■ WORK INSTRUCTIONS
Can you go through the items starting at the beginning and ending at the line containing "116, 653, 240]", rename "uk-line" to "gb-line", and give those lines back with nothing else changed?

_ _ _ _ _

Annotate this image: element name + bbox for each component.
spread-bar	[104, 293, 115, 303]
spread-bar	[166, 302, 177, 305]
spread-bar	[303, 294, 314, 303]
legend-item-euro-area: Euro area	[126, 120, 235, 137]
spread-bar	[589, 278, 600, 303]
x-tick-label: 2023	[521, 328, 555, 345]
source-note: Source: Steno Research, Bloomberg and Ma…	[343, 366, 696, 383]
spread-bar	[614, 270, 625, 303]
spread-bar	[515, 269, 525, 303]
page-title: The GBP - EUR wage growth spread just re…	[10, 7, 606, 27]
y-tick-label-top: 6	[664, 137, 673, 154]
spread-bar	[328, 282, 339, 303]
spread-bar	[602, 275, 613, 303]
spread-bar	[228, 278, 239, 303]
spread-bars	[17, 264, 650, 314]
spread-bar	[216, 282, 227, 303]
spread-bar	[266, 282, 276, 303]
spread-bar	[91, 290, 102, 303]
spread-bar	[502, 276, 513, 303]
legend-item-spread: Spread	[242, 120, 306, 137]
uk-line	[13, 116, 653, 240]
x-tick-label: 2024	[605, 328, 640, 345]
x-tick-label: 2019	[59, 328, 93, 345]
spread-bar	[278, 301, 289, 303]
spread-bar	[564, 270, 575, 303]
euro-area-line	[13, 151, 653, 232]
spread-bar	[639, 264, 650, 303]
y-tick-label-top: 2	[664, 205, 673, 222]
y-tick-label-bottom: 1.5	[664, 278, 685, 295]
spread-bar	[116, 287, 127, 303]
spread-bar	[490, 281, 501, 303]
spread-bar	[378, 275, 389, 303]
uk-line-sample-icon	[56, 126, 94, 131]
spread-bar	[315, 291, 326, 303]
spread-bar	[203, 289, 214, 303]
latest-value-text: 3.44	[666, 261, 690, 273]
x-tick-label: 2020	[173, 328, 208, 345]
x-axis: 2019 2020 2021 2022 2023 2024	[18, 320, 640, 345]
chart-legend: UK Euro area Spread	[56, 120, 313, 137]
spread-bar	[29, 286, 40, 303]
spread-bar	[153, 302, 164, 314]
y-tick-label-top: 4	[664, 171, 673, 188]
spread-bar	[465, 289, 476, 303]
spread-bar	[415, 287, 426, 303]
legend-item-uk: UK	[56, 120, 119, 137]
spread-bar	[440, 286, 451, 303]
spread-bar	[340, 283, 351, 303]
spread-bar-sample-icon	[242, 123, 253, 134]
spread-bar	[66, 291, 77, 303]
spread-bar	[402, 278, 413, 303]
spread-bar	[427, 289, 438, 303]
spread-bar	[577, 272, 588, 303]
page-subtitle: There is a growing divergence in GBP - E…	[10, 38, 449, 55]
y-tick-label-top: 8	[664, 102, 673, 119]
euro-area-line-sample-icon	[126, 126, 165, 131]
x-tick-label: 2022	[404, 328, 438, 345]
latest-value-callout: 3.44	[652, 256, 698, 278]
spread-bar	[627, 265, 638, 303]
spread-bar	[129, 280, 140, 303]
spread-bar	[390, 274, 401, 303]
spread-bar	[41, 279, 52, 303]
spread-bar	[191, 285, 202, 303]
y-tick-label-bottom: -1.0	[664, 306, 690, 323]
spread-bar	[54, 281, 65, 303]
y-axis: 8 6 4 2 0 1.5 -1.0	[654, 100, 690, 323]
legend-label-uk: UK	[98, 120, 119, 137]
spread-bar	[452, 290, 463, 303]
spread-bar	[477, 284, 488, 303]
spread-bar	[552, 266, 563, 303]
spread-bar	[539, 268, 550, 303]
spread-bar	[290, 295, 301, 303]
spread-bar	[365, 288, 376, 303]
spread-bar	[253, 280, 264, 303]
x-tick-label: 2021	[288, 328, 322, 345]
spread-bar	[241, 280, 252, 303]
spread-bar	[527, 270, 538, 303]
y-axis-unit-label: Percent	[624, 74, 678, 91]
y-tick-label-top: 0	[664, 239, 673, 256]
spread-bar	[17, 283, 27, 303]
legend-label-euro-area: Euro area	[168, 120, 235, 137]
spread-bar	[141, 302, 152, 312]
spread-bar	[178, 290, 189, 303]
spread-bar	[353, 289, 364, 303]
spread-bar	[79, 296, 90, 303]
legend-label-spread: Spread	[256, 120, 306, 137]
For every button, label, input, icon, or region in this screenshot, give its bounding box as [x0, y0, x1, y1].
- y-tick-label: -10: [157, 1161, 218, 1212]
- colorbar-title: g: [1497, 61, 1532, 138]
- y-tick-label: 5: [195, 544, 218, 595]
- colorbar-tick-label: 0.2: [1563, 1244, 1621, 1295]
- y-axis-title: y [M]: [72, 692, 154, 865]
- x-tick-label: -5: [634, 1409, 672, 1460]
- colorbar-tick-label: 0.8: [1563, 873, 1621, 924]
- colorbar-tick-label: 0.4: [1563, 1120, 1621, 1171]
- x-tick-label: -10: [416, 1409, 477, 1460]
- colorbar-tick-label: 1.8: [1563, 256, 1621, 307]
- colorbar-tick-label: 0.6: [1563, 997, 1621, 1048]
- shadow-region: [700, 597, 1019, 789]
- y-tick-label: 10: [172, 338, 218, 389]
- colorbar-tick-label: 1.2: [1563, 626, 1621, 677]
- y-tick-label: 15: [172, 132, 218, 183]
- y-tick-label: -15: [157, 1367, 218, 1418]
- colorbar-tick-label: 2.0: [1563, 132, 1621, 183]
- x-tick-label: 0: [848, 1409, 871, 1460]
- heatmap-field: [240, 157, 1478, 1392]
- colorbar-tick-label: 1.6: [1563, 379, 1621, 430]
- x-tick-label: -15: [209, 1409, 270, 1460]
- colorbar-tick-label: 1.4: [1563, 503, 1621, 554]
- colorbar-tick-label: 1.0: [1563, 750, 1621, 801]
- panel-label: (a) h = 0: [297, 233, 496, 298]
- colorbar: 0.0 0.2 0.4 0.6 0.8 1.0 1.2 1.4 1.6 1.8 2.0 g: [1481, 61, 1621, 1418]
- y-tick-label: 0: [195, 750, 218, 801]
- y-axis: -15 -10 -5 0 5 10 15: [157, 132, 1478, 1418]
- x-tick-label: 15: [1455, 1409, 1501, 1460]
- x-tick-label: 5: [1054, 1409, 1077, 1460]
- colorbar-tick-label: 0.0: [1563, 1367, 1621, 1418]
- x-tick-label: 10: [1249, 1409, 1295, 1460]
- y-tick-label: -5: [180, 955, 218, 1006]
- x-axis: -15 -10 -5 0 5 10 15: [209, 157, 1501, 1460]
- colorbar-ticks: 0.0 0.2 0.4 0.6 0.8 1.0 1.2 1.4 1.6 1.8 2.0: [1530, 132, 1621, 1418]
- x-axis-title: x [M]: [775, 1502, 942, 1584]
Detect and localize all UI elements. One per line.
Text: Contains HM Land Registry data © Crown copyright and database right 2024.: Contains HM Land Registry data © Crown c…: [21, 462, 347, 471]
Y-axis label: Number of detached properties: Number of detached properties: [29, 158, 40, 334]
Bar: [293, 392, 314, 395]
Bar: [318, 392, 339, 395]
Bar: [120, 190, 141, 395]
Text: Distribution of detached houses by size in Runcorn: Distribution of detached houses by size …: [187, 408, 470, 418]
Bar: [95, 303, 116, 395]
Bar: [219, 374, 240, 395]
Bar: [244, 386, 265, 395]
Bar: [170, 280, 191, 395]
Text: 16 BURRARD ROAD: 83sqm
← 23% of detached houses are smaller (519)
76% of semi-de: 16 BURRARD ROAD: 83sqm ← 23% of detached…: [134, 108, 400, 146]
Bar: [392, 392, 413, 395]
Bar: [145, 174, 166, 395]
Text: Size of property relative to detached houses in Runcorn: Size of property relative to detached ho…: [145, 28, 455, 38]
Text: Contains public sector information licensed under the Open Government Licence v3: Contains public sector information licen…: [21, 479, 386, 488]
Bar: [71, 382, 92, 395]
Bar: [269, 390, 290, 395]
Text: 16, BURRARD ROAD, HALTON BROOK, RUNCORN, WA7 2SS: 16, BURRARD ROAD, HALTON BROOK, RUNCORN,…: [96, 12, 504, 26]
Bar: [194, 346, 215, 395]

_ _ _ _ _

■ EXERCISE RESULT
Annotate this image: element name + bbox for each component.
spread-bar	[104, 293, 115, 303]
spread-bar	[166, 302, 177, 305]
spread-bar	[303, 294, 314, 303]
legend-item-euro-area: Euro area	[126, 120, 235, 137]
spread-bar	[589, 278, 600, 303]
x-tick-label: 2023	[521, 328, 555, 345]
source-note: Source: Steno Research, Bloomberg and Ma…	[343, 366, 696, 383]
spread-bar	[614, 270, 625, 303]
spread-bar	[515, 269, 525, 303]
page-title: The GBP - EUR wage growth spread just re…	[10, 7, 606, 27]
y-tick-label-top: 6	[664, 137, 673, 154]
spread-bar	[328, 282, 339, 303]
spread-bar	[602, 275, 613, 303]
spread-bar	[228, 278, 239, 303]
spread-bars	[17, 264, 650, 314]
spread-bar	[216, 282, 227, 303]
spread-bar	[266, 282, 276, 303]
spread-bar	[91, 290, 102, 303]
spread-bar	[502, 276, 513, 303]
legend-item-spread: Spread	[242, 120, 306, 137]
gb-line	[13, 116, 653, 240]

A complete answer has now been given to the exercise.